(Collection entries)
○ ○ ○ ○ ○

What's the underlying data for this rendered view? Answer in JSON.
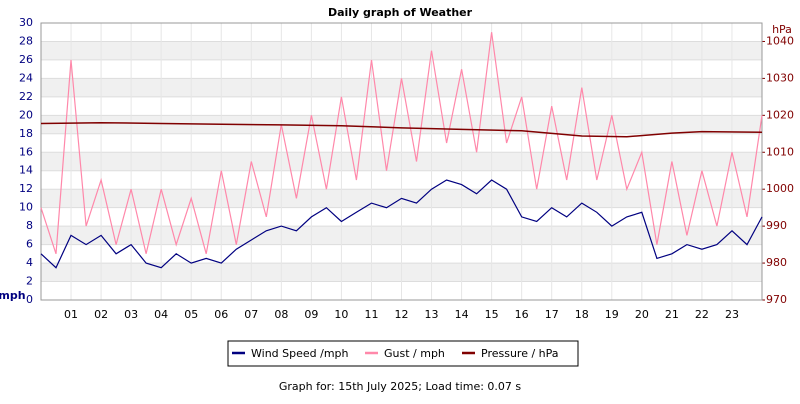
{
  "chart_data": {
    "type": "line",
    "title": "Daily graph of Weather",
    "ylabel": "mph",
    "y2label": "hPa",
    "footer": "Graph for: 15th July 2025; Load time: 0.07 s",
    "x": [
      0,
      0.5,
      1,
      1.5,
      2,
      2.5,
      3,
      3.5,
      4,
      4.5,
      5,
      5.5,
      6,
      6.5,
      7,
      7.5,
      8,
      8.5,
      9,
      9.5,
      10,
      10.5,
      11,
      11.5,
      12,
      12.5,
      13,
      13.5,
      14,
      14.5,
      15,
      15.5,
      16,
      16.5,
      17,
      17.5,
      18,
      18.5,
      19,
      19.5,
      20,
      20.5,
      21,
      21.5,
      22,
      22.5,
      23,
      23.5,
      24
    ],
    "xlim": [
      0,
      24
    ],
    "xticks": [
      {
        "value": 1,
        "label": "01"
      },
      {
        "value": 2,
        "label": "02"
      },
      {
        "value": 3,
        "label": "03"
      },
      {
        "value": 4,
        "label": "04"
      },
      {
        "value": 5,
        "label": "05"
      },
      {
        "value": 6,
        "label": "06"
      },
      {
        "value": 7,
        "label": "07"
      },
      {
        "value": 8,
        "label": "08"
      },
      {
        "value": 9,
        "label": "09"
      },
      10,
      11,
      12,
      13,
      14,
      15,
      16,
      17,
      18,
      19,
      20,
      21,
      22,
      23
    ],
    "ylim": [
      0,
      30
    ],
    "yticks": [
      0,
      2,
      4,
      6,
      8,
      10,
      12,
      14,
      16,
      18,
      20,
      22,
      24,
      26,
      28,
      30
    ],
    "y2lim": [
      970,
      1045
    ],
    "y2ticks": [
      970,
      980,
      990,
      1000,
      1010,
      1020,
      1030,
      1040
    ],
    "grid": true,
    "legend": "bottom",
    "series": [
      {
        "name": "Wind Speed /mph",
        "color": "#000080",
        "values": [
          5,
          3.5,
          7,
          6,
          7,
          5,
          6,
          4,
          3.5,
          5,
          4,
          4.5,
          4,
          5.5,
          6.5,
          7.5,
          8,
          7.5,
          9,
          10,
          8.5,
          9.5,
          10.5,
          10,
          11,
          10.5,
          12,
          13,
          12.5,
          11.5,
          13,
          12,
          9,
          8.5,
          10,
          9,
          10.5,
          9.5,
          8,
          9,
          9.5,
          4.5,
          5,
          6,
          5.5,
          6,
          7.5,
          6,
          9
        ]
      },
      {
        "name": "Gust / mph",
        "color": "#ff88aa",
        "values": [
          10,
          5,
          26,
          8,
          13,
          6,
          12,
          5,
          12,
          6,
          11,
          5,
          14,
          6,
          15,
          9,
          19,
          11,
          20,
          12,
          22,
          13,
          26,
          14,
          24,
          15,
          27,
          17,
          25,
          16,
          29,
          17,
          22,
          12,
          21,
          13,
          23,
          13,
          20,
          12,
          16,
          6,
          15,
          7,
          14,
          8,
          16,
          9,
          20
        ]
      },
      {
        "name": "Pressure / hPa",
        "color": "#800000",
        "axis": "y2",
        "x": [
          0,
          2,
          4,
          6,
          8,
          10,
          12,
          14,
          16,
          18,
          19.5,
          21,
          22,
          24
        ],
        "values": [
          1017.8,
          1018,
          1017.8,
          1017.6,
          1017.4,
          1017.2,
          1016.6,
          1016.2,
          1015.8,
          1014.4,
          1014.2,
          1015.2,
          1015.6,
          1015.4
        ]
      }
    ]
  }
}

○ ○ ○ ○ ○

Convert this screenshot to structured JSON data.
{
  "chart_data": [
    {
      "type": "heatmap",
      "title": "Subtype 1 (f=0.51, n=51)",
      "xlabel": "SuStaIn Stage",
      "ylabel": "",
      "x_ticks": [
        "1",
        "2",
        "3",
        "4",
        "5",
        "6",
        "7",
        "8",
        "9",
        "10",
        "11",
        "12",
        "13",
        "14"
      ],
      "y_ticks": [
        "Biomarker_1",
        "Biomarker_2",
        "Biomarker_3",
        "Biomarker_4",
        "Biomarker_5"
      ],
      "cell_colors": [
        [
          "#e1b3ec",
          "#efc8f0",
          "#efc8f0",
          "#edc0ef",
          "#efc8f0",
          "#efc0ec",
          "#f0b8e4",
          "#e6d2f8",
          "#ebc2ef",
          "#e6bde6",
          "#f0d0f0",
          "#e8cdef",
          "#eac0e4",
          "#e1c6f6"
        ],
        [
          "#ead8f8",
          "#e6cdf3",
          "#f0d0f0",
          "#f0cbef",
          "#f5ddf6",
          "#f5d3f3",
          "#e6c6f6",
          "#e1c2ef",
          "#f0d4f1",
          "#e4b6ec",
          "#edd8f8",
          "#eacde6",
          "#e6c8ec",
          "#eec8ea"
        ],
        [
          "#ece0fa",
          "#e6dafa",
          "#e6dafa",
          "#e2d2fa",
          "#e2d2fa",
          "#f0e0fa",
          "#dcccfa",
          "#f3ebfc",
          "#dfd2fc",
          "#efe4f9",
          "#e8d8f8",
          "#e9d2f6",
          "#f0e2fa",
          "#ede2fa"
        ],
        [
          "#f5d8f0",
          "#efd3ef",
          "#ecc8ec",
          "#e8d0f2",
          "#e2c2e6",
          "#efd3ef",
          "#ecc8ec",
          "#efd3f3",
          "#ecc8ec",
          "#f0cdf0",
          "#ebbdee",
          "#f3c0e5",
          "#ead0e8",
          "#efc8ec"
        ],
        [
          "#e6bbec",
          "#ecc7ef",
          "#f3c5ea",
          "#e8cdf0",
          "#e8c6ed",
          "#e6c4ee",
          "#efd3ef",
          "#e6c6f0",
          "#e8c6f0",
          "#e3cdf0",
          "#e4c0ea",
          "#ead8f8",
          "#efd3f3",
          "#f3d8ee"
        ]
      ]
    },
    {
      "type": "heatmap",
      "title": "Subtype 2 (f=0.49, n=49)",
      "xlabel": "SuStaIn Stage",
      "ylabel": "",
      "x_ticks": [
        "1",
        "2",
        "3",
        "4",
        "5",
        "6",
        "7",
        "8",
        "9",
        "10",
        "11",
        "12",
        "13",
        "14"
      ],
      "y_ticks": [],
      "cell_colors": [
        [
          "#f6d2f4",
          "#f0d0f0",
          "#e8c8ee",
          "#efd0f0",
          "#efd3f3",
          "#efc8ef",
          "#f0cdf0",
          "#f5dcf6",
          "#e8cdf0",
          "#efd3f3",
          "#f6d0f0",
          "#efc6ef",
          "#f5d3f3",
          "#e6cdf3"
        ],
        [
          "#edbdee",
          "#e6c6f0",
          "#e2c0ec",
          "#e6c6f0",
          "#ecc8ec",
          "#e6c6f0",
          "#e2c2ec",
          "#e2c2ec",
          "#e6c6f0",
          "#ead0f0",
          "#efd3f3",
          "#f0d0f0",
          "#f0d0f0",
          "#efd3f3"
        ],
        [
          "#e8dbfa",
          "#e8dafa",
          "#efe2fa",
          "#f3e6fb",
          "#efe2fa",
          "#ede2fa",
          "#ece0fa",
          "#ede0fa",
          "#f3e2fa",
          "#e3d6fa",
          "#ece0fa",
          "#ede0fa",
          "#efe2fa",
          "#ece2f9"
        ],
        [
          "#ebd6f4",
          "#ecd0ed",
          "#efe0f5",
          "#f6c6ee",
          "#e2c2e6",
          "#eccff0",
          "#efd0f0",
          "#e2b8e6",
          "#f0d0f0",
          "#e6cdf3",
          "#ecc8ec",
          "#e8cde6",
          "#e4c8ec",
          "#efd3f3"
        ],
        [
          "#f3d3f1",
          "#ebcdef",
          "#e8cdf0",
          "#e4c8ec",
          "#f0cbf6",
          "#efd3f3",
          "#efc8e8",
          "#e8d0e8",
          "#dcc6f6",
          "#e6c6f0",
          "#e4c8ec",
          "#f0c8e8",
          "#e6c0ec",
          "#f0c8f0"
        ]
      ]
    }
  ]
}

○ ○ ○ ○ ○

*Direction*
Sift the material for lines with the string "name". Copy each one found.

*Final answer*
        "name": "Wind Speed /mph",
        "name": "Gust / mph",
        "name": "Pressure / hPa",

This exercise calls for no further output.